» **Job**:
Retype all the records with nothing changed.

================

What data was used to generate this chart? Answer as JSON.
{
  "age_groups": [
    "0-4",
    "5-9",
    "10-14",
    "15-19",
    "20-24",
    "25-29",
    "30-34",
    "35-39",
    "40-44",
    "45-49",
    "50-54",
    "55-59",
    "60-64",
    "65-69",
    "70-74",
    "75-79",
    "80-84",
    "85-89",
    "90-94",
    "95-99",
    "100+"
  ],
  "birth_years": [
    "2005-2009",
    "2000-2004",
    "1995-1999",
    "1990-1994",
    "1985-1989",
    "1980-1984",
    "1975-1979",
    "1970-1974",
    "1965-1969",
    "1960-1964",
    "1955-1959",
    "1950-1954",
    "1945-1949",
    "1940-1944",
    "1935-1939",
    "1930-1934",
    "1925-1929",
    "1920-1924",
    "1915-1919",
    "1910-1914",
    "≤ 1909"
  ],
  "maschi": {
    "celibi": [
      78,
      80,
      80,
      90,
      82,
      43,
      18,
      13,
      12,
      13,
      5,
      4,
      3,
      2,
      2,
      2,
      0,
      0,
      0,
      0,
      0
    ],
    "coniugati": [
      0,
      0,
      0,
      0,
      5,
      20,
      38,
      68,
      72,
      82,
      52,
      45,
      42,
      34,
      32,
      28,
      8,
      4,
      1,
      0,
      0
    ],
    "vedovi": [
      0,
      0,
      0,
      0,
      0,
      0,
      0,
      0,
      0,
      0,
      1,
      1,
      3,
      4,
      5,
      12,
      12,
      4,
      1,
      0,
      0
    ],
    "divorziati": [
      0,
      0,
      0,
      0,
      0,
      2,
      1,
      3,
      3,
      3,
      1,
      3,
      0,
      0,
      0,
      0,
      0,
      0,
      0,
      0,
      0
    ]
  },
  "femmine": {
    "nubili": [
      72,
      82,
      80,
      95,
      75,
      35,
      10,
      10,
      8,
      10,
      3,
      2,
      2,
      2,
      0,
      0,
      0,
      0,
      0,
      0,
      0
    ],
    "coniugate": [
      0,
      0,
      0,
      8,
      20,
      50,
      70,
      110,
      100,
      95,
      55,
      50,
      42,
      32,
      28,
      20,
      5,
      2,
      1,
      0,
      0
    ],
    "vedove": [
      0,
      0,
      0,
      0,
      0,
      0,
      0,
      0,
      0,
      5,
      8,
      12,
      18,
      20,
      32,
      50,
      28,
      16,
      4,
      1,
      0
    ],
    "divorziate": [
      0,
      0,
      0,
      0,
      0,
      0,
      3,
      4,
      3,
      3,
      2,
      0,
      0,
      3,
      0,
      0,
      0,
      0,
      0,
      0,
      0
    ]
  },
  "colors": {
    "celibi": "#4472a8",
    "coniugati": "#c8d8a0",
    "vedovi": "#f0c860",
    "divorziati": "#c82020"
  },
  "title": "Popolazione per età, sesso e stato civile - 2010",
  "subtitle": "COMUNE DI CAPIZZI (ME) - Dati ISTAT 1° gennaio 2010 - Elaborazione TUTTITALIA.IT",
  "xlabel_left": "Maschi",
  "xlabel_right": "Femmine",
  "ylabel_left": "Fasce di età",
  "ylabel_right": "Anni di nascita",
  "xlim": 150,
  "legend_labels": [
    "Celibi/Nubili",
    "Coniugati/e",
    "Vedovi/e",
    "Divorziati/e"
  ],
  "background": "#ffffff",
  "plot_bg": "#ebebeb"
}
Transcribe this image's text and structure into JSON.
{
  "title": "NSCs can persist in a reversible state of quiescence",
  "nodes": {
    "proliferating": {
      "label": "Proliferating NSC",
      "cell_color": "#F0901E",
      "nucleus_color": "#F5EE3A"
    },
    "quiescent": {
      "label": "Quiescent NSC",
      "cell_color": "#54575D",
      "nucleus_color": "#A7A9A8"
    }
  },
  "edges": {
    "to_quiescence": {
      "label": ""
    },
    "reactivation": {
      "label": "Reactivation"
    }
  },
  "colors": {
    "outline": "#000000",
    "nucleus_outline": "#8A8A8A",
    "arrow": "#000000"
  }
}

================

» **Completed exercise**:
What data was used to generate this chart? Answer as JSON.
{
  "age_groups": [
    "0-4",
    "5-9",
    "10-14",
    "15-19",
    "20-24",
    "25-29",
    "30-34",
    "35-39",
    "40-44",
    "45-49",
    "50-54",
    "55-59",
    "60-64",
    "65-69",
    "70-74",
    "75-79",
    "80-84",
    "85-89",
    "90-94",
    "95-99",
    "100+"
  ],
  "birth_years": [
    "2005-2009",
    "2000-2004",
    "1995-1999",
    "1990-1994",
    "1985-1989",
    "1980-1984",
    "1975-1979",
    "1970-1974",
    "1965-1969",
    "1960-1964",
    "1955-1959",
    "1950-1954",
    "1945-1949",
    "1940-1944",
    "1935-1939",
    "1930-1934",
    "1925-1929",
    "1920-1924",
    "1915-1919",
    "1910-1914",
    "≤ 1909"
  ],
  "maschi": {
    "celibi": [
      78,
      80,
      80,
      90,
      82,
      43,
      18,
      13,
      12,
      13,
      5,
      4,
      3,
      2,
      2,
      2,
      0,
      0,
      0,
      0,
      0
    ],
    "coniugati": [
      0,
      0,
      0,
      0,
      5,
      20,
      38,
      68,
      72,
      82,
      52,
      45,
      42,
      34,
      32,
      28,
      8,
      4,
      1,
      0,
      0
    ],
    "vedovi": [
      0,
      0,
      0,
      0,
      0,
      0,
      0,
      0,
      0,
      0,
      1,
      1,
      3,
      4,
      5,
      12,
      12,
      4,
      1,
      0,
      0
    ],
    "divorziati": [
      0,
      0,
      0,
      0,
      0,
      2,
      1,
      3,
      3,
      3,
      1,
      3,
      0,
      0,
      0,
      0,
      0,
      0,
      0,
      0,
      0
    ]
  },
  "femmine": {
    "nubili": [
      72,
      82,
      80,
      95,
      75,
      35,
      10,
      10,
      8,
      10,
      3,
      2,
      2,
      2,
      0,
      0,
      0,
      0,
      0,
      0,
      0
    ],
    "coniugate": [
      0,
      0,
      0,
      8,
      20,
      50,
      70,
      110,
      100,
      95,
      55,
      50,
      42,
      32,
      28,
      20,
      5,
      2,
      1,
      0,
      0
    ],
    "vedove": [
      0,
      0,
      0,
      0,
      0,
      0,
      0,
      0,
      0,
      5,
      8,
      12,
      18,
      20,
      32,
      50,
      28,
      16,
      4,
      1,
      0
    ],
    "divorziate": [
      0,
      0,
      0,
      0,
      0,
      0,
      3,
      4,
      3,
      3,
      2,
      0,
      0,
      3,
      0,
      0,
      0,
      0,
      0,
      0,
      0
    ]
  },
  "colors": {
    "celibi": "#4472a8",
    "coniugati": "#c8d8a0",
    "vedovi": "#f0c860",
    "divorziati": "#c82020"
  },
  "title": "Popolazione per età, sesso e stato civile - 2010",
  "subtitle": "COMUNE DI CAPIZZI (ME) - Dati ISTAT 1° gennaio 2010 - Elaborazione TUTTITALIA.IT",
  "xlabel_left": "Maschi",
  "xlabel_right": "Femmine",
  "ylabel_left": "Fasce di età",
  "ylabel_right": "Anni di nascita",
  "xlim": 150,
  "legend_labels": [
    "Celibi/Nubili",
    "Coniugati/e",
    "Vedovi/e",
    "Divorziati/e"
  ],
  "background": "#ffffff",
  "plot_bg": "#ebebeb"
}
Transcribe this image's text and structure into JSON.
{
  "title": "NSCs can persist in a reversible state of quiescence",
  "nodes": {
    "proliferating": {
      "label": "Proliferating NSC",
      "cell_color": "#F0901E",
      "nucleus_color": "#F5EE3A"
    },
    "quiescent": {
      "label": "Quiescent NSC",
      "cell_color": "#54575D",
      "nucleus_color": "#A7A9A8"
    }
  },
  "edges": {
    "to_quiescence": {
      "label": ""
    },
    "reactivation": {
      "label": "Reactivation"
    }
  },
  "colors": {
    "outline": "#000000",
    "nucleus_outline": "#8A8A8A",
    "arrow": "#000000"
  }
}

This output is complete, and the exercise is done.